Problem statement — With the pictures left out, write out exactly the lines from the one containing "Convert this document image to plain text." through the end.
═════ Given data
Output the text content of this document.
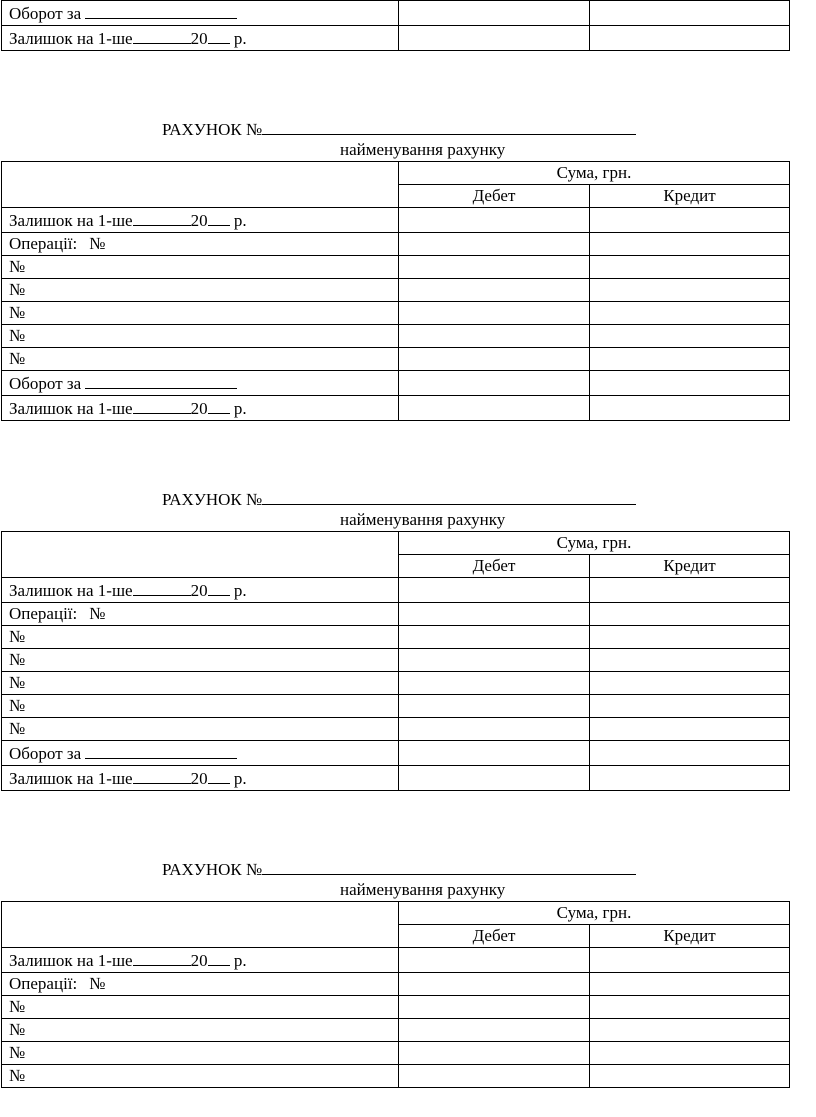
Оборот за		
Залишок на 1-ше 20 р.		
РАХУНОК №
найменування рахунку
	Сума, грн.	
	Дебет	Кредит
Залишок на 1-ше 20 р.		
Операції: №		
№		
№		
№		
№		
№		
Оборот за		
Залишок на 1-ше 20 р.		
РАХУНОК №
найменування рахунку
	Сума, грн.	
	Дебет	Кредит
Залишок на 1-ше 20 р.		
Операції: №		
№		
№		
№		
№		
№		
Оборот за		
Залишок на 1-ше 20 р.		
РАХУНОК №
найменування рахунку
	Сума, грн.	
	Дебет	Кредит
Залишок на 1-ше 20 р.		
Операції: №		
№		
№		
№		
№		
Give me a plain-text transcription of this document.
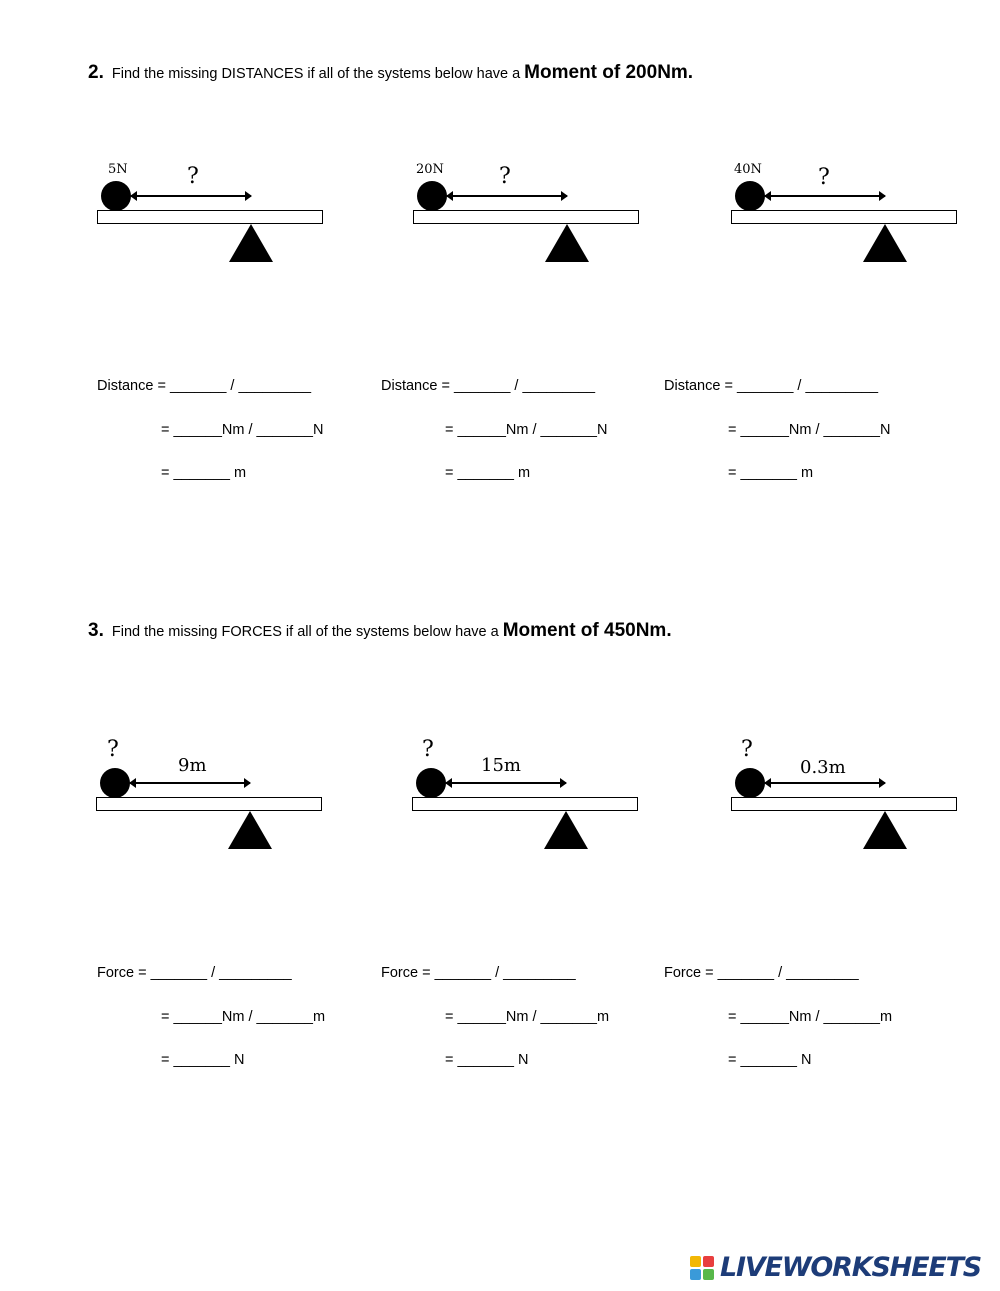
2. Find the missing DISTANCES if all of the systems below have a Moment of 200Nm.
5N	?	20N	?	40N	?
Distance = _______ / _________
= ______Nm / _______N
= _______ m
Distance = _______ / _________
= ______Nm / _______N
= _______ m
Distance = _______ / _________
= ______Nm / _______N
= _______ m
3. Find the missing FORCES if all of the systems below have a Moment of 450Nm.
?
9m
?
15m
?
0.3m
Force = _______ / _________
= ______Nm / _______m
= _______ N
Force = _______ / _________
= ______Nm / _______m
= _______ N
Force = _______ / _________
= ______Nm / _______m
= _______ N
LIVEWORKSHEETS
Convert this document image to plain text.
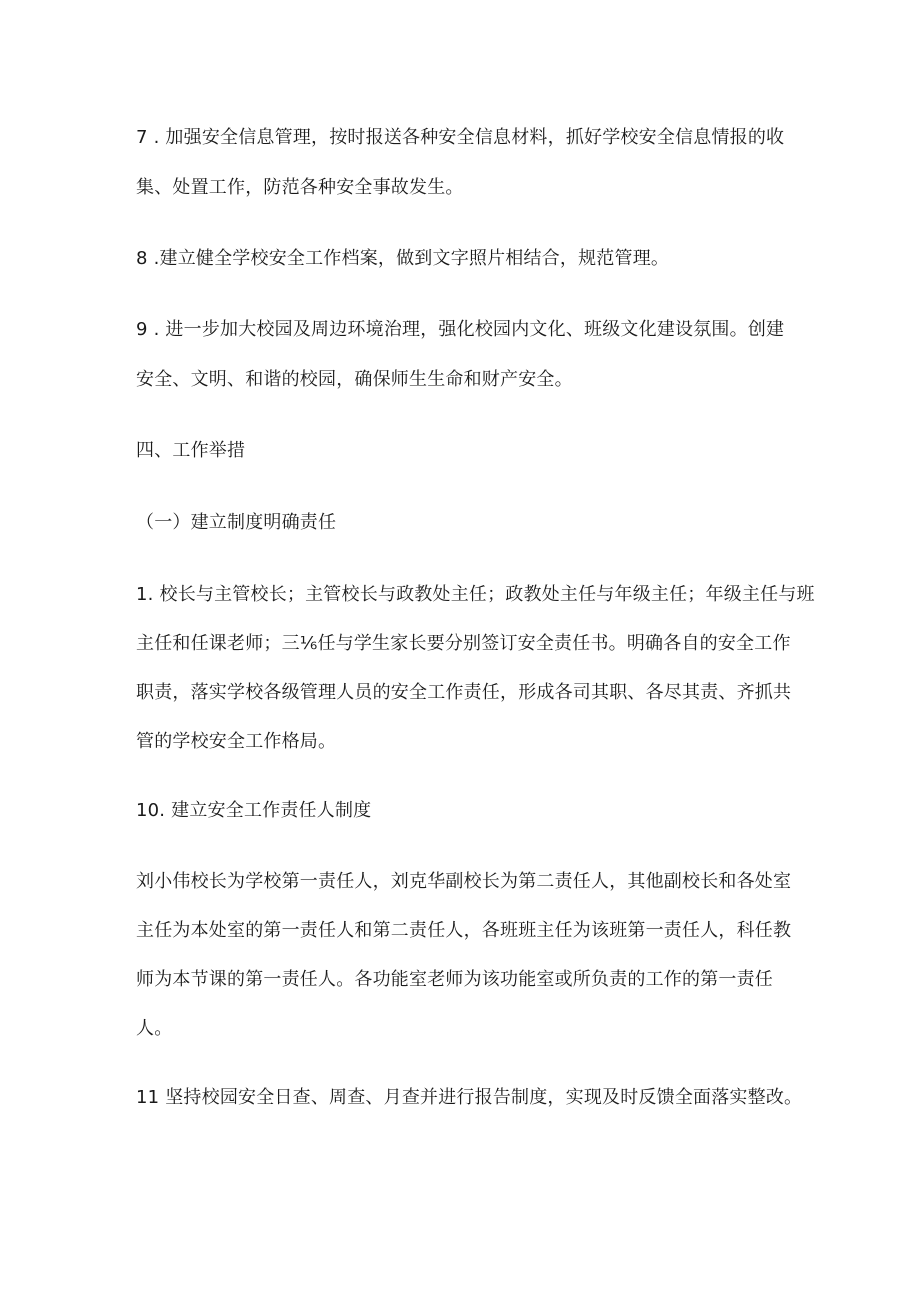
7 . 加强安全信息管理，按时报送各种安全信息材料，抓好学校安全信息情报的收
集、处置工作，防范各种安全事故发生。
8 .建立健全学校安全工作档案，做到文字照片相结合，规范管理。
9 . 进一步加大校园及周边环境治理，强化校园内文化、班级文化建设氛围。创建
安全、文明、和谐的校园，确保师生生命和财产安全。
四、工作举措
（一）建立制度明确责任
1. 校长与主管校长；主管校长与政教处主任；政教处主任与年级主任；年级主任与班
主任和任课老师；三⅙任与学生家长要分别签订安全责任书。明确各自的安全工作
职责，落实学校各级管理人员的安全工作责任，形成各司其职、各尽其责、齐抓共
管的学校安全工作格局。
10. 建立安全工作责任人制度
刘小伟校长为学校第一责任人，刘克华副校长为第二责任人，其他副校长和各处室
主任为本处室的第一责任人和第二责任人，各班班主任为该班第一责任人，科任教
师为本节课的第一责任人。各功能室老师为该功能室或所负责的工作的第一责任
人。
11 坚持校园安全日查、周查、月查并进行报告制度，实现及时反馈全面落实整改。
══════════
Response for this exercise —
Convert this document image to plain text.
7 . 加强安全信息管理，按时报送各种安全信息材料，抓好学校安全信息情报的收
集、处置工作，防范各种安全事故发生。
8 .建立健全学校安全工作档案，做到文字照片相结合，规范管理。
9 . 进一步加大校园及周边环境治理，强化校园内文化、班级文化建设氛围。创建
安全、文明、和谐的校园，确保师生生命和财产安全。
四、工作举措
（一）建立制度明确责任
1. 校长与主管校长；主管校长与政教处主任；政教处主任与年级主任；年级主任与班
主任和任课老师；三⅙任与学生家长要分别签订安全责任书。明确各自的安全工作
职责，落实学校各级管理人员的安全工作责任，形成各司其职、各尽其责、齐抓共
管的学校安全工作格局。
10. 建立安全工作责任人制度
刘小伟校长为学校第一责任人，刘克华副校长为第二责任人，其他副校长和各处室
主任为本处室的第一责任人和第二责任人，各班班主任为该班第一责任人，科任教
师为本节课的第一责任人。各功能室老师为该功能室或所负责的工作的第一责任
人。
11 坚持校园安全日查、周查、月查并进行报告制度，实现及时反馈全面落实整改。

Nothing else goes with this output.